(Figure content listings)
....

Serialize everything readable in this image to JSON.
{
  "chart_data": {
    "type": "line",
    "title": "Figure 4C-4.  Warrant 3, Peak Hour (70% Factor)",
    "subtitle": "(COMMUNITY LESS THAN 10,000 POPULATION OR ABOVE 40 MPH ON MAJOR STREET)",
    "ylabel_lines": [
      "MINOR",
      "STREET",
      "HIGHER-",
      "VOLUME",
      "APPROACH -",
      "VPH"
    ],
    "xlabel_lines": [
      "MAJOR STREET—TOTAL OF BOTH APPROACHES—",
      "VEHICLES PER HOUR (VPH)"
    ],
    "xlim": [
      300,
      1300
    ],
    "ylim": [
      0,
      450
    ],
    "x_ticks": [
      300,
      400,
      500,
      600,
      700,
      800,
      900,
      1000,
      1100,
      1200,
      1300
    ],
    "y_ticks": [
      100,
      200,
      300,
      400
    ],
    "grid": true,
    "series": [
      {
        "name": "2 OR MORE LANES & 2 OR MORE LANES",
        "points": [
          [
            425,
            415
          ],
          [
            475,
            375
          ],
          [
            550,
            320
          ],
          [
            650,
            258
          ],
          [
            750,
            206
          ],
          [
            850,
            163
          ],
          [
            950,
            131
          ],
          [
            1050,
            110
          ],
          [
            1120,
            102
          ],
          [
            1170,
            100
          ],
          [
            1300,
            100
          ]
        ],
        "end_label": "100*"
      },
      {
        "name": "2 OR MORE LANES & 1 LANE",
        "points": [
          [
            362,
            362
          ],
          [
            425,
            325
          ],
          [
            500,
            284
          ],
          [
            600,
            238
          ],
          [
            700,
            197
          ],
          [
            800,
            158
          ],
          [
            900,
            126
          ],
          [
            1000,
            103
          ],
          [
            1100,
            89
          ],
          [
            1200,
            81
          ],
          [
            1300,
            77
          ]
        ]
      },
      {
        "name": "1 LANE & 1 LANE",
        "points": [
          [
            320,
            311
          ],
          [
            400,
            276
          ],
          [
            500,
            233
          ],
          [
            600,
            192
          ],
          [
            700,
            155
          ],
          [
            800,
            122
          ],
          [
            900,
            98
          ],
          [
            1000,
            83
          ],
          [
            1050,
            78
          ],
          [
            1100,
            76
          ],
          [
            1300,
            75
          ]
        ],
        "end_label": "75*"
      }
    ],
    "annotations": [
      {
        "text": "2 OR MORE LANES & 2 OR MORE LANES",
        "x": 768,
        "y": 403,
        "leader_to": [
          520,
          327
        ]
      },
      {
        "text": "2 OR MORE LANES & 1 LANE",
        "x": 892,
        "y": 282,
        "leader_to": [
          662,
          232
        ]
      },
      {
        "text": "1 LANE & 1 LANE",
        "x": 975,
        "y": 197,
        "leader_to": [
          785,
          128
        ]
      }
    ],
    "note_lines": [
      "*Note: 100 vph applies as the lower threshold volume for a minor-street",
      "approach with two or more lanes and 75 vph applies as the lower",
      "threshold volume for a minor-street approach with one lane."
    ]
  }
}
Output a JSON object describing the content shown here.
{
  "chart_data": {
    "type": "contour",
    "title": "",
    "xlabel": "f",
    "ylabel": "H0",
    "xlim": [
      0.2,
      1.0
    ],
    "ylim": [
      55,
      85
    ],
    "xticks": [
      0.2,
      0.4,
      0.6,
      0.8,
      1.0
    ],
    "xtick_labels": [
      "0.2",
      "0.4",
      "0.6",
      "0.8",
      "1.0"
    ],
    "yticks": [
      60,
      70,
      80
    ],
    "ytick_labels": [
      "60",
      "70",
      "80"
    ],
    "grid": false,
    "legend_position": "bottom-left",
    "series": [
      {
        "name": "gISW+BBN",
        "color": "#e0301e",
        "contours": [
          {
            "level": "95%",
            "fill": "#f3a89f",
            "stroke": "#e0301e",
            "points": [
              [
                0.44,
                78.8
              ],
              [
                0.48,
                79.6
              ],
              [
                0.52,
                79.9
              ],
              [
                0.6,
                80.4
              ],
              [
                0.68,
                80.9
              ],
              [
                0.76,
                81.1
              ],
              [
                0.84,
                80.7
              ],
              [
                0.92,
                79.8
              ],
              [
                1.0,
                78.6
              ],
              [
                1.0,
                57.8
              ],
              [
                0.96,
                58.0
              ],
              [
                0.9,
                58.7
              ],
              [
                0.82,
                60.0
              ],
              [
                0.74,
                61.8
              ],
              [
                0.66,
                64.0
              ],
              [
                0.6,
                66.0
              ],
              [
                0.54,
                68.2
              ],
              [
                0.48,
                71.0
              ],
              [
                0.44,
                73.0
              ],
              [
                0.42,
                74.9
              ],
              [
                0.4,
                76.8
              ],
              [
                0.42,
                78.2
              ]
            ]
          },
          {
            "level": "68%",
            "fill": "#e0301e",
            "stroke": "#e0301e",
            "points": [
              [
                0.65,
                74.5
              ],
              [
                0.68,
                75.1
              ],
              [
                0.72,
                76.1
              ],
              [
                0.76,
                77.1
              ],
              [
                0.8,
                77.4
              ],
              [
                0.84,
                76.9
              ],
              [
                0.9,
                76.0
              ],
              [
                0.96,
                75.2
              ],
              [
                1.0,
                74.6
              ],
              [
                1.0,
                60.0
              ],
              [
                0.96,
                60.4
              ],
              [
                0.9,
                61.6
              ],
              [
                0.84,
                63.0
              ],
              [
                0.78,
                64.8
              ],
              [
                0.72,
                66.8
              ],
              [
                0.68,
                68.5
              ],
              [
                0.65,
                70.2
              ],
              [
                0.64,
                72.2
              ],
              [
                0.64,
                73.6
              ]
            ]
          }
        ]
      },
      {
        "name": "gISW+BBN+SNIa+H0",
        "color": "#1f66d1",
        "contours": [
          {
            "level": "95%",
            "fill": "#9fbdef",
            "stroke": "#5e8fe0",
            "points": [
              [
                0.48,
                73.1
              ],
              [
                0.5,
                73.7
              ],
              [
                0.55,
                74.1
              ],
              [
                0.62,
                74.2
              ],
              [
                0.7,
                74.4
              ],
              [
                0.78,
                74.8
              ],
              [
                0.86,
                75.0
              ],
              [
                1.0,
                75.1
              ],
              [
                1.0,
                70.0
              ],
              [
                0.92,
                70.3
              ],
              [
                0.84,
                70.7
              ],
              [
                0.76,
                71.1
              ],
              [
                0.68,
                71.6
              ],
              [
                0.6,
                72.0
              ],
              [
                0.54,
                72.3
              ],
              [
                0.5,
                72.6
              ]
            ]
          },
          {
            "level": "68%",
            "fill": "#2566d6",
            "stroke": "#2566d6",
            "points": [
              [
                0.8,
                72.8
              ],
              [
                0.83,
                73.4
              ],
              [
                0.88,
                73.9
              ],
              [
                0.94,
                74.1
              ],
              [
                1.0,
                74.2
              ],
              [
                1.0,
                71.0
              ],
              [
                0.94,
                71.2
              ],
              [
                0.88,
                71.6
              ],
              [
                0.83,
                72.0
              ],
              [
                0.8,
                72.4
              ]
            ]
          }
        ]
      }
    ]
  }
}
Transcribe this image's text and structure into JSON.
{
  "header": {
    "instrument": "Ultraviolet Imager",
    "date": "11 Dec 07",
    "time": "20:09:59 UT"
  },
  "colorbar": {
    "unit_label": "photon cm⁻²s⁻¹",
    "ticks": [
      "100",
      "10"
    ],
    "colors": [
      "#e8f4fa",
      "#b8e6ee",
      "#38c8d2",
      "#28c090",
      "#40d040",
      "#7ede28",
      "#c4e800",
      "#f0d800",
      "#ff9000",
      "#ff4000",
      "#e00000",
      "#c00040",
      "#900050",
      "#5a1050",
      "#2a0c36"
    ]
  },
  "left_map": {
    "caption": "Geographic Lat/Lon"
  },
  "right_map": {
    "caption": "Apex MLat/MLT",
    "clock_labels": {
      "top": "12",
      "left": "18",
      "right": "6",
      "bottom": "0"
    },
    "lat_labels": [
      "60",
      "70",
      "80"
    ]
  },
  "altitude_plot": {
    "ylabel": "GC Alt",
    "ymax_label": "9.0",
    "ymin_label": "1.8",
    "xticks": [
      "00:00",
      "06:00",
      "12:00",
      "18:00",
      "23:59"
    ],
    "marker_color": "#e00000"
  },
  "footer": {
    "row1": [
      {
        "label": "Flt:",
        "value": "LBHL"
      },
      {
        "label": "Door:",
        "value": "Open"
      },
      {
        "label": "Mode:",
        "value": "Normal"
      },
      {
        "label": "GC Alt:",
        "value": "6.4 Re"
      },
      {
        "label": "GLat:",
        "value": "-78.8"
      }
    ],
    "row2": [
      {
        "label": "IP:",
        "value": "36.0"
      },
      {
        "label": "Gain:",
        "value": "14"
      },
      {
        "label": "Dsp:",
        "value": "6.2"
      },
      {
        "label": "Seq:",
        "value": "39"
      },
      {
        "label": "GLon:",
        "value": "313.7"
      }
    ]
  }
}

....

What to work on:
Which lines hold the word "this"? Copy all of them.

Written response:
Serialize everything readable in this image to JSON.
Transcribe this image's text and structure into JSON.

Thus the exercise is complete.